- Document
################
Garegin Khazhak (also Karekin Khajag, ; 6 October 1867–1915) was an Armenian journalist, writer, political activist and educator. A member of the Armenian Revolutionary Federation, Khajag traveled around the world to help support revolutionary activity. During his life, Khajag was imprisoned four times. He became a professor and a principal in several Armenian schools throughout the region. In 1915, Karekin Khajag was arrested and subsequently killed during the Armenian genocide.

Life

Karekin Khajag was born Karekin Chakalian on 6 October 1867 in Alexandropol within the Russian Empire (present-day Gyumri, Armenia). He was called Chakal Oghli (Turkish: son of Chakal), which would later be rendered as Khajag by those around him. In 1883, after attaining his early education locally, he continued his higher education at the Gevorgian Seminary. Graduating  in 1886, Khajag became a teacher and for seven years taught in parochial schools in Baku, Akulis, and Ganja. During his time in Baku, Khajag joined the Armenian Revolutionary Federation (ARF). To further his education, Khajag went to Geneva, where he attended the University of Geneva and studied social sciences. While in Geneva, he began to contribute to the newspaper Droshak, an organ of the ARF.

Immediately after his graduation in 1898, Khajag was sent to the Balkans and then Alexandria by the editorial staff of Droshak. After staying in Alexandria for a year, he went to Izmir for six months and finally Constantinople, where he remained for two years.

Karekin Khajag was imprisoned for eight months due to revolutionary activity. He was then exiled to the Caucasus where he continued his work as a teacher. He became the principal of the Armenian school in Shushi for two years. After his marriage, Khajag settled in Tiflis in 1903 and became one of the editors of the Armenian newspaper Mshak. While working for the newspaper, he also taught on the side at the Nersisyan School. In 1906, he became one of the founding editors of the newspaper Harach, working alongside Avetis Aharonian and Yeghisheh Topjian.
################
- Task objective
Reproduce the passage from the biography of Garegin Khazhak between "Garegin Khazhak (also" and "the Armenian genocide.", inclusive. The data that follows comes from a separate source and has no connection to the text above.

- Given material
################
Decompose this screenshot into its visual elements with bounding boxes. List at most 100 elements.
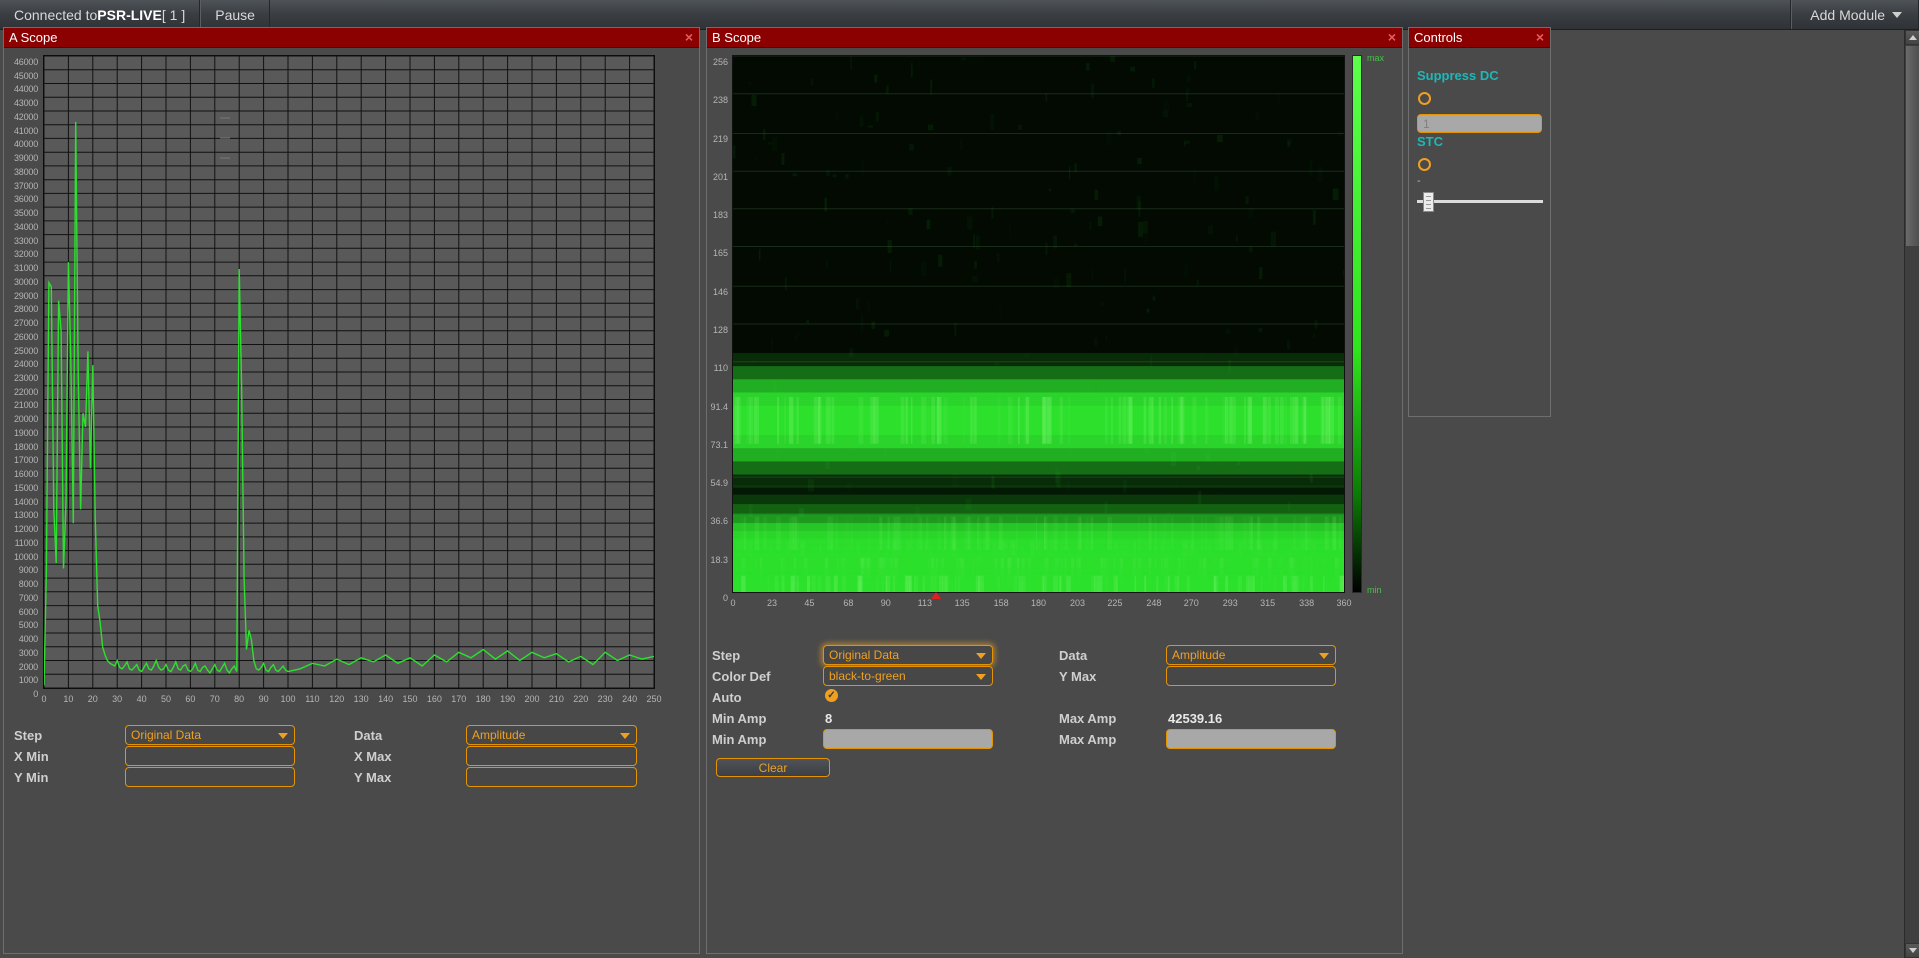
################
- The result
Garegin Khazhak (also Karekin Khajag, ; 6 October 1867–1915) was an Armenian journalist, writer, political activist and educator. A member of the Armenian Revolutionary Federation, Khajag traveled around the world to help support revolutionary activity. During his life, Khajag was imprisoned four times. He became a professor and a principal in several Armenian schools throughout the region. In 1915, Karekin Khajag was arrested and subsequently killed during the Armenian genocide.